(Stored entries)
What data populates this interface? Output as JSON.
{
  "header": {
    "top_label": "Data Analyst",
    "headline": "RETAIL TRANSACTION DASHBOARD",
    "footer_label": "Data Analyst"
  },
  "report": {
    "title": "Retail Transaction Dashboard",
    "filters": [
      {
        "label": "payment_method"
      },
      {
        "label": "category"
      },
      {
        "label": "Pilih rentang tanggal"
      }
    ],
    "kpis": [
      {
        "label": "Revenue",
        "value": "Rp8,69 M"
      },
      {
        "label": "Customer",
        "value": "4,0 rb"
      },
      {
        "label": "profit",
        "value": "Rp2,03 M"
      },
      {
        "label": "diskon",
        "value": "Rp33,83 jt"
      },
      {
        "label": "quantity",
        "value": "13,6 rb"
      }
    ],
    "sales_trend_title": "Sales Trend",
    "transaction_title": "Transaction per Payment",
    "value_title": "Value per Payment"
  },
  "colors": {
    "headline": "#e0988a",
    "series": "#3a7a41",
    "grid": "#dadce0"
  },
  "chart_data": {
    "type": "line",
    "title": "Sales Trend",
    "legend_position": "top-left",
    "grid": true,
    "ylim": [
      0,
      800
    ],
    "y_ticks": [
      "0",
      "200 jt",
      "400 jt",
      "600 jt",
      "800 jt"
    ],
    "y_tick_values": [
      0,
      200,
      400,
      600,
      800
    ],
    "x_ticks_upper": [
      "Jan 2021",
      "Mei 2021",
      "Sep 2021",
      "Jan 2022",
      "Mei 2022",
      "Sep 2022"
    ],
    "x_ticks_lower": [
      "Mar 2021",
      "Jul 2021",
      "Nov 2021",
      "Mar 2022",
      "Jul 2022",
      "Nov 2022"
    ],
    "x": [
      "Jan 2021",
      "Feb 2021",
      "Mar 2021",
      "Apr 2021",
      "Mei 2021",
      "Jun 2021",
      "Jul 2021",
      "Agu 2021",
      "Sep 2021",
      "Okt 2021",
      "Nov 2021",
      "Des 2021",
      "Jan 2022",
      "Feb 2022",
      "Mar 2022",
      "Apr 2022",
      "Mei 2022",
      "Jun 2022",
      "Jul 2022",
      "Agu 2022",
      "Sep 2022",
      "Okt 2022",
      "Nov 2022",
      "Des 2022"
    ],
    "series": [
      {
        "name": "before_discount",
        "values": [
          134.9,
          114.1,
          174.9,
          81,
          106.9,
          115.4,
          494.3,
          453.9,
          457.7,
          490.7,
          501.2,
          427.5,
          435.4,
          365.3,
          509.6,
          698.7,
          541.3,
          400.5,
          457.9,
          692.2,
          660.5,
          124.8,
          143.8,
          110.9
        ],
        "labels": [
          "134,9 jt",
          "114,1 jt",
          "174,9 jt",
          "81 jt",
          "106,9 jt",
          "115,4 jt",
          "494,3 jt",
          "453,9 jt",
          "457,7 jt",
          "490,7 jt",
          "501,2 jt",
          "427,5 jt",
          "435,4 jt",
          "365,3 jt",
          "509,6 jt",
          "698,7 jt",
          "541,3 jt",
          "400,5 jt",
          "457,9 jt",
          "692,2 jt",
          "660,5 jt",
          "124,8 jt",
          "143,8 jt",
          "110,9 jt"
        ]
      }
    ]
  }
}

### TASK INSTRUCTIONS
Print out the whole listing exactly as it appears.

### WORKED SOLUTION
What data populates this interface? Output as JSON.
{
  "header": {
    "top_label": "Data Analyst",
    "headline": "RETAIL TRANSACTION DASHBOARD",
    "footer_label": "Data Analyst"
  },
  "report": {
    "title": "Retail Transaction Dashboard",
    "filters": [
      {
        "label": "payment_method"
      },
      {
        "label": "category"
      },
      {
        "label": "Pilih rentang tanggal"
      }
    ],
    "kpis": [
      {
        "label": "Revenue",
        "value": "Rp8,69 M"
      },
      {
        "label": "Customer",
        "value": "4,0 rb"
      },
      {
        "label": "profit",
        "value": "Rp2,03 M"
      },
      {
        "label": "diskon",
        "value": "Rp33,83 jt"
      },
      {
        "label": "quantity",
        "value": "13,6 rb"
      }
    ],
    "sales_trend_title": "Sales Trend",
    "transaction_title": "Transaction per Payment",
    "value_title": "Value per Payment"
  },
  "colors": {
    "headline": "#e0988a",
    "series": "#3a7a41",
    "grid": "#dadce0"
  },
  "chart_data": {
    "type": "line",
    "title": "Sales Trend",
    "legend_position": "top-left",
    "grid": true,
    "ylim": [
      0,
      800
    ],
    "y_ticks": [
      "0",
      "200 jt",
      "400 jt",
      "600 jt",
      "800 jt"
    ],
    "y_tick_values": [
      0,
      200,
      400,
      600,
      800
    ],
    "x_ticks_upper": [
      "Jan 2021",
      "Mei 2021",
      "Sep 2021",
      "Jan 2022",
      "Mei 2022",
      "Sep 2022"
    ],
    "x_ticks_lower": [
      "Mar 2021",
      "Jul 2021",
      "Nov 2021",
      "Mar 2022",
      "Jul 2022",
      "Nov 2022"
    ],
    "x": [
      "Jan 2021",
      "Feb 2021",
      "Mar 2021",
      "Apr 2021",
      "Mei 2021",
      "Jun 2021",
      "Jul 2021",
      "Agu 2021",
      "Sep 2021",
      "Okt 2021",
      "Nov 2021",
      "Des 2021",
      "Jan 2022",
      "Feb 2022",
      "Mar 2022",
      "Apr 2022",
      "Mei 2022",
      "Jun 2022",
      "Jul 2022",
      "Agu 2022",
      "Sep 2022",
      "Okt 2022",
      "Nov 2022",
      "Des 2022"
    ],
    "series": [
      {
        "name": "before_discount",
        "values": [
          134.9,
          114.1,
          174.9,
          81,
          106.9,
          115.4,
          494.3,
          453.9,
          457.7,
          490.7,
          501.2,
          427.5,
          435.4,
          365.3,
          509.6,
          698.7,
          541.3,
          400.5,
          457.9,
          692.2,
          660.5,
          124.8,
          143.8,
          110.9
        ],
        "labels": [
          "134,9 jt",
          "114,1 jt",
          "174,9 jt",
          "81 jt",
          "106,9 jt",
          "115,4 jt",
          "494,3 jt",
          "453,9 jt",
          "457,7 jt",
          "490,7 jt",
          "501,2 jt",
          "427,5 jt",
          "435,4 jt",
          "365,3 jt",
          "509,6 jt",
          "698,7 jt",
          "541,3 jt",
          "400,5 jt",
          "457,9 jt",
          "692,2 jt",
          "660,5 jt",
          "124,8 jt",
          "143,8 jt",
          "110,9 jt"
        ]
      }
    ]
  }
}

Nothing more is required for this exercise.